Extract all of the entries and give them again, word for word.
=== PROVIDED DATA ===
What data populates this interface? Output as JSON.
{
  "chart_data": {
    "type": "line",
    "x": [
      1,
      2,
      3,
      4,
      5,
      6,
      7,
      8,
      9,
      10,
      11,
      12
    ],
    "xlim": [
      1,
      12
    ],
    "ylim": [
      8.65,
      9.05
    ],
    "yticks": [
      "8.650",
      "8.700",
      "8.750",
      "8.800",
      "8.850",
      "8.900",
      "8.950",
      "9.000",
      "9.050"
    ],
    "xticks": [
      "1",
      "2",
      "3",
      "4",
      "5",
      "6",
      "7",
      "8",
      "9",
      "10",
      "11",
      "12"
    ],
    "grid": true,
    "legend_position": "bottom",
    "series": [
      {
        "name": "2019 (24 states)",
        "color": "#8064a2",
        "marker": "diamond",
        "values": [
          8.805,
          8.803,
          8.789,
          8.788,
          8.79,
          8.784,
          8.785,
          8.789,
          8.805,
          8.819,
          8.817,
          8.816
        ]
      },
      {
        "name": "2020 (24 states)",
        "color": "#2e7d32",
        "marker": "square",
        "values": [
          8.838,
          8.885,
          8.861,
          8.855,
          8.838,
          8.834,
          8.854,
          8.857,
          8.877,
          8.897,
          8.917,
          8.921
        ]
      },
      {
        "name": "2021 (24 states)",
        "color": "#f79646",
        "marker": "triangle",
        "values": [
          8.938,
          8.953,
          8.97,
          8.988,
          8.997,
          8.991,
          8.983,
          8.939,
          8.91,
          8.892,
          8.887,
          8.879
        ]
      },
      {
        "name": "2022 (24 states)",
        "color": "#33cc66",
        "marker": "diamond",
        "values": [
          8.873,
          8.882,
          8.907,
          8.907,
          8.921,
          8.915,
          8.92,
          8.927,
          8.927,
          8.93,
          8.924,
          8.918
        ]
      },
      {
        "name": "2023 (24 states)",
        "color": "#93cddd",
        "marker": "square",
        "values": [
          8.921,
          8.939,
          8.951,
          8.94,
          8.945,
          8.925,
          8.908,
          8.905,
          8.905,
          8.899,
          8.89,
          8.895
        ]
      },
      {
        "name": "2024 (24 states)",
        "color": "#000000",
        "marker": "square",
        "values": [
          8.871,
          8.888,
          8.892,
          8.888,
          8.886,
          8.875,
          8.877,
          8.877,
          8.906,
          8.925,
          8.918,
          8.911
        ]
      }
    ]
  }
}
===
> FINISHED ANSWER:
What data populates this interface? Output as JSON.
{
  "chart_data": {
    "type": "line",
    "x": [
      1,
      2,
      3,
      4,
      5,
      6,
      7,
      8,
      9,
      10,
      11,
      12
    ],
    "xlim": [
      1,
      12
    ],
    "ylim": [
      8.65,
      9.05
    ],
    "yticks": [
      "8.650",
      "8.700",
      "8.750",
      "8.800",
      "8.850",
      "8.900",
      "8.950",
      "9.000",
      "9.050"
    ],
    "xticks": [
      "1",
      "2",
      "3",
      "4",
      "5",
      "6",
      "7",
      "8",
      "9",
      "10",
      "11",
      "12"
    ],
    "grid": true,
    "legend_position": "bottom",
    "series": [
      {
        "name": "2019 (24 states)",
        "color": "#8064a2",
        "marker": "diamond",
        "values": [
          8.805,
          8.803,
          8.789,
          8.788,
          8.79,
          8.784,
          8.785,
          8.789,
          8.805,
          8.819,
          8.817,
          8.816
        ]
      },
      {
        "name": "2020 (24 states)",
        "color": "#2e7d32",
        "marker": "square",
        "values": [
          8.838,
          8.885,
          8.861,
          8.855,
          8.838,
          8.834,
          8.854,
          8.857,
          8.877,
          8.897,
          8.917,
          8.921
        ]
      },
      {
        "name": "2021 (24 states)",
        "color": "#f79646",
        "marker": "triangle",
        "values": [
          8.938,
          8.953,
          8.97,
          8.988,
          8.997,
          8.991,
          8.983,
          8.939,
          8.91,
          8.892,
          8.887,
          8.879
        ]
      },
      {
        "name": "2022 (24 states)",
        "color": "#33cc66",
        "marker": "diamond",
        "values": [
          8.873,
          8.882,
          8.907,
          8.907,
          8.921,
          8.915,
          8.92,
          8.927,
          8.927,
          8.93,
          8.924,
          8.918
        ]
      },
      {
        "name": "2023 (24 states)",
        "color": "#93cddd",
        "marker": "square",
        "values": [
          8.921,
          8.939,
          8.951,
          8.94,
          8.945,
          8.925,
          8.908,
          8.905,
          8.905,
          8.899,
          8.89,
          8.895
        ]
      },
      {
        "name": "2024 (24 states)",
        "color": "#000000",
        "marker": "square",
        "values": [
          8.871,
          8.888,
          8.892,
          8.888,
          8.886,
          8.875,
          8.877,
          8.877,
          8.906,
          8.925,
          8.918,
          8.911
        ]
      }
    ]
  }
}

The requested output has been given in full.